[WHAT THE TASK ASKS]
Count the lines below that contain the word "Cumulative" and give only the number.

[DATA PROVIDED]

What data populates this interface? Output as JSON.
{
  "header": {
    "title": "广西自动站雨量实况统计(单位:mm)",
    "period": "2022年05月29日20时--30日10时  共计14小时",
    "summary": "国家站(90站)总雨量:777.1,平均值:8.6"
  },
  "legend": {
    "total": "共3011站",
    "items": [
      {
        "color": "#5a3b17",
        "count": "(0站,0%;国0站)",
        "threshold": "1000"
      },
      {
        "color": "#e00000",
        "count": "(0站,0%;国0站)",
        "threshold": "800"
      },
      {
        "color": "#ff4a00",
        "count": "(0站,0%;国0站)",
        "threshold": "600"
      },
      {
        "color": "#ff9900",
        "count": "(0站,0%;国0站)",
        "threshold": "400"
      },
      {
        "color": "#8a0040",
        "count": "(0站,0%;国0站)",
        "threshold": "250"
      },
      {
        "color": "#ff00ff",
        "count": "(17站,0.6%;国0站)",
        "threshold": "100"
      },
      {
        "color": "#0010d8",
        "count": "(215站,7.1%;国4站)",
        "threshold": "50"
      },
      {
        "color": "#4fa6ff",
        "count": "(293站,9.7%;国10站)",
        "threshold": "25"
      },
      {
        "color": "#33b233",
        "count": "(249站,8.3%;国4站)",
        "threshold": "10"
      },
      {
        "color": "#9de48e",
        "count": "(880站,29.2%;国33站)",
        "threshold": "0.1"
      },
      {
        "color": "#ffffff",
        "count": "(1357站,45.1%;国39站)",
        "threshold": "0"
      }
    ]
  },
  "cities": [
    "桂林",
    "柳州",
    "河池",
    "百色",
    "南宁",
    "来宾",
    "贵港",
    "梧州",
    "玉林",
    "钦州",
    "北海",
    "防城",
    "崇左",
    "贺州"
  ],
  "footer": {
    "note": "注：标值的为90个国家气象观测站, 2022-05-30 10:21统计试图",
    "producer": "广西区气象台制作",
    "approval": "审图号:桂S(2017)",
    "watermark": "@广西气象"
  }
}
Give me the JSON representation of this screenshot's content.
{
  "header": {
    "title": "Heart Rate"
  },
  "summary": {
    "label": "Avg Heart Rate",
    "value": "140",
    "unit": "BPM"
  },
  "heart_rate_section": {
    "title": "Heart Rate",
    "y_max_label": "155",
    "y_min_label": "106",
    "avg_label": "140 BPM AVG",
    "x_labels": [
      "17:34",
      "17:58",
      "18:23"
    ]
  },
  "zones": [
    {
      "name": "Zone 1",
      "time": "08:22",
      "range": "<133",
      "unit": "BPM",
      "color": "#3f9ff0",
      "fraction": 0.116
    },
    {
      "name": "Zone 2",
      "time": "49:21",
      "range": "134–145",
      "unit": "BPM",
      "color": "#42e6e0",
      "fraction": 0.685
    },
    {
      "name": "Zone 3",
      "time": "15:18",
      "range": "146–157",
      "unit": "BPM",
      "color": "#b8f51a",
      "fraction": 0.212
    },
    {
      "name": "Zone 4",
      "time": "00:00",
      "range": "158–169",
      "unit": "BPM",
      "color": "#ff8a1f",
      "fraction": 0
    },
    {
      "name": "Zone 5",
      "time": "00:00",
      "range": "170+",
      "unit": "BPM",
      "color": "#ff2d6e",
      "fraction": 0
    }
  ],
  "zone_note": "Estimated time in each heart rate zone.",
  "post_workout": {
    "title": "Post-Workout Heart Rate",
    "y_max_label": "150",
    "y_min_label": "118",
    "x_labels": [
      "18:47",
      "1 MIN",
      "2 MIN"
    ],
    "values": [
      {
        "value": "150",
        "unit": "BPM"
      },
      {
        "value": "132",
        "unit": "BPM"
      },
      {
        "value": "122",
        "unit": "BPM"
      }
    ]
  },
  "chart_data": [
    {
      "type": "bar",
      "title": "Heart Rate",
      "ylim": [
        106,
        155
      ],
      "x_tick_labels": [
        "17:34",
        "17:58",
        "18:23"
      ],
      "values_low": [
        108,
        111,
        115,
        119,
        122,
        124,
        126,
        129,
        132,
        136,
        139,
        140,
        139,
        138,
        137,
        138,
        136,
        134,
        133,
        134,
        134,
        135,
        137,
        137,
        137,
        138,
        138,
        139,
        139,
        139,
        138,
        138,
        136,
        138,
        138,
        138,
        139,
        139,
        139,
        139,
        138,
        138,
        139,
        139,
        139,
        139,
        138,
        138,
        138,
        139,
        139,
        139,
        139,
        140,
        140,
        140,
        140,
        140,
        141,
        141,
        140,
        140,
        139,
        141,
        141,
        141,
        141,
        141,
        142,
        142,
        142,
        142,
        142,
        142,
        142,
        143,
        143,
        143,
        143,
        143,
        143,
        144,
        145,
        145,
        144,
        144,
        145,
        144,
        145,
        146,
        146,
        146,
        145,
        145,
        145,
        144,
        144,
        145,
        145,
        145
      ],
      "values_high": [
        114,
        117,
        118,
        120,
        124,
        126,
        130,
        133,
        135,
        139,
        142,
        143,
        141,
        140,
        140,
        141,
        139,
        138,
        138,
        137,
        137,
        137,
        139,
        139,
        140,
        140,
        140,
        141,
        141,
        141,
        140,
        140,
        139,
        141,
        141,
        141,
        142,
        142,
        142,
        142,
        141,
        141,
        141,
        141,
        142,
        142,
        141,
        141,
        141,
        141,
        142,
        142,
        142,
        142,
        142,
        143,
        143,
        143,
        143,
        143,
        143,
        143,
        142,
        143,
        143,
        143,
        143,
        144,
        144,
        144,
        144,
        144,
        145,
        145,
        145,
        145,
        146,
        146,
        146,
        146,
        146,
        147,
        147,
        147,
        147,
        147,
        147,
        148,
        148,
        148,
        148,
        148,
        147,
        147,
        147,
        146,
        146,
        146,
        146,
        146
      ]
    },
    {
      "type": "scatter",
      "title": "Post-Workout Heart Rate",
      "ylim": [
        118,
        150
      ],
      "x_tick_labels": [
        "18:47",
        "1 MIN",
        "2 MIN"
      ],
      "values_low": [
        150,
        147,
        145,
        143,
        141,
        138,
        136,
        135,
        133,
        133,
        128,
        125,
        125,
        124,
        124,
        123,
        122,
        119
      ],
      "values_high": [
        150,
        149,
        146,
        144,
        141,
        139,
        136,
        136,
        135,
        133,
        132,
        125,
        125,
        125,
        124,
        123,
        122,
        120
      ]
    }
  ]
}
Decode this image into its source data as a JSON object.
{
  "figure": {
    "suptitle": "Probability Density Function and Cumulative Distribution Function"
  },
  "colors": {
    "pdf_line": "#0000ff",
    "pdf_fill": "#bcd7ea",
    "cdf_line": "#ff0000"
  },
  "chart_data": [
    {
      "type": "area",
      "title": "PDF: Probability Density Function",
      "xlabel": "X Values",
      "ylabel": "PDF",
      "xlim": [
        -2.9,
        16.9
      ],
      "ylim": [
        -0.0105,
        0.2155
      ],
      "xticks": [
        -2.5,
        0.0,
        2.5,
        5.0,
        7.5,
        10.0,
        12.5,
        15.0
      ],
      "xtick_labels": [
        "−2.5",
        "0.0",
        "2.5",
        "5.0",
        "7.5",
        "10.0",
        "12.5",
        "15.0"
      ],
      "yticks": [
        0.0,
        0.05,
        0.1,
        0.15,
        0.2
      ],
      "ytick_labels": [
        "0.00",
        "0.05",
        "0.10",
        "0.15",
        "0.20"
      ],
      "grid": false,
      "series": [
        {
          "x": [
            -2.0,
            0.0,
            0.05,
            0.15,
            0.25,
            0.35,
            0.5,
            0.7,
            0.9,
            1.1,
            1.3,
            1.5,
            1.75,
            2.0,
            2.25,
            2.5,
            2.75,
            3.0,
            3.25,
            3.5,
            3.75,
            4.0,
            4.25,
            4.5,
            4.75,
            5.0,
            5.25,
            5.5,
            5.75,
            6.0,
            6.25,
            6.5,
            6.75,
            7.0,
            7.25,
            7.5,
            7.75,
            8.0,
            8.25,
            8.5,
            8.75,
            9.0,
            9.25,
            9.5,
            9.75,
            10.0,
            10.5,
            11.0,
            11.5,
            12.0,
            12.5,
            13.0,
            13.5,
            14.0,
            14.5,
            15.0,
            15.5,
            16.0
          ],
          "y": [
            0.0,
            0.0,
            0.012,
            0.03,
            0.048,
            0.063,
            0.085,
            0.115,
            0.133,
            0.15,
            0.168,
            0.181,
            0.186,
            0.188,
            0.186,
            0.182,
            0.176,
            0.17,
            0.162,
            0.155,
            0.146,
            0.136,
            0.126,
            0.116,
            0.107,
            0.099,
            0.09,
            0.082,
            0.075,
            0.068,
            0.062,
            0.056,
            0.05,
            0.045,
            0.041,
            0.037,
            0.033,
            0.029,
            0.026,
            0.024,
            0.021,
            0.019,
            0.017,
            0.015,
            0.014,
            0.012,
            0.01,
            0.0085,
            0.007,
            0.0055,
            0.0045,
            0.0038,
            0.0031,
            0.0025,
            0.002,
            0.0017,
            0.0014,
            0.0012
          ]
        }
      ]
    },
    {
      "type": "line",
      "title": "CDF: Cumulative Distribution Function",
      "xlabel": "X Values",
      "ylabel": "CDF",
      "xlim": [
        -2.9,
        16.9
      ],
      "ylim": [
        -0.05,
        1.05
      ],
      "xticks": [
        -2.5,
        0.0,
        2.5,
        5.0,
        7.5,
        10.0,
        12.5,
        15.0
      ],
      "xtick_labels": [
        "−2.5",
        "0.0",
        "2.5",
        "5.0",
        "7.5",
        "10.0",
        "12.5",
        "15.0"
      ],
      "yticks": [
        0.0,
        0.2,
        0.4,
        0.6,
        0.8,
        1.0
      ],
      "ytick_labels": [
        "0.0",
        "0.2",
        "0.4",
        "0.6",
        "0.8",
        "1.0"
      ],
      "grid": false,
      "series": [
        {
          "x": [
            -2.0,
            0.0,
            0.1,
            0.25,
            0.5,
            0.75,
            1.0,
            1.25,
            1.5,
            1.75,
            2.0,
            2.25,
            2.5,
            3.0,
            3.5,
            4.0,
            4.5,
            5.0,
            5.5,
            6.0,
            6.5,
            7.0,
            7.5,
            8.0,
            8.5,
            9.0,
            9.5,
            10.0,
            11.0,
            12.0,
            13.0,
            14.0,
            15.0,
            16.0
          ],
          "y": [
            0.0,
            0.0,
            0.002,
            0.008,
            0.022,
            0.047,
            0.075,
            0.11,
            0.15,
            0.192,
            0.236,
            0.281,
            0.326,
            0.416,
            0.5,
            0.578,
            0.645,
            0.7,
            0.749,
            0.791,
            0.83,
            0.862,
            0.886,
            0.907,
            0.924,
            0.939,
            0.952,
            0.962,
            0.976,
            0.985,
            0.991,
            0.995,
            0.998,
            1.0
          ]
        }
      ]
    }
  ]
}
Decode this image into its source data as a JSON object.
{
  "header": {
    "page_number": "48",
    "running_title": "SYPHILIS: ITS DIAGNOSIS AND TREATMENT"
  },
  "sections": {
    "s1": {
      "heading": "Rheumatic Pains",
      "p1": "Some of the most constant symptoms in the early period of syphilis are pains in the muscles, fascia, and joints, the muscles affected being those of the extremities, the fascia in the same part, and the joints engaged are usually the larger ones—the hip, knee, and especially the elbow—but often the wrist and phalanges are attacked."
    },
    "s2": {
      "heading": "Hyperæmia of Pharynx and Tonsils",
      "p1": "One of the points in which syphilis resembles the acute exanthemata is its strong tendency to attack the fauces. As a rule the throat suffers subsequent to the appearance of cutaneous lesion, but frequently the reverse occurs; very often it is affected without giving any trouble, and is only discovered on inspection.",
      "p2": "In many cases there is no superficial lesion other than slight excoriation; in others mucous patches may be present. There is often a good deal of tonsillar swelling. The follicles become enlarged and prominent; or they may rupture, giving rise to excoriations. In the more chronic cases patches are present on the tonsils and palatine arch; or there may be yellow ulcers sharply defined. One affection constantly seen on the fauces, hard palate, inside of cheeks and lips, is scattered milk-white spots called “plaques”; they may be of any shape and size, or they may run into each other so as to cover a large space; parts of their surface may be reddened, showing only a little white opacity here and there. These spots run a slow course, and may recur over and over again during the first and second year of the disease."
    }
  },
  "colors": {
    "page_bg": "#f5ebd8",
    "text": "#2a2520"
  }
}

[COMPLETED TASK]
2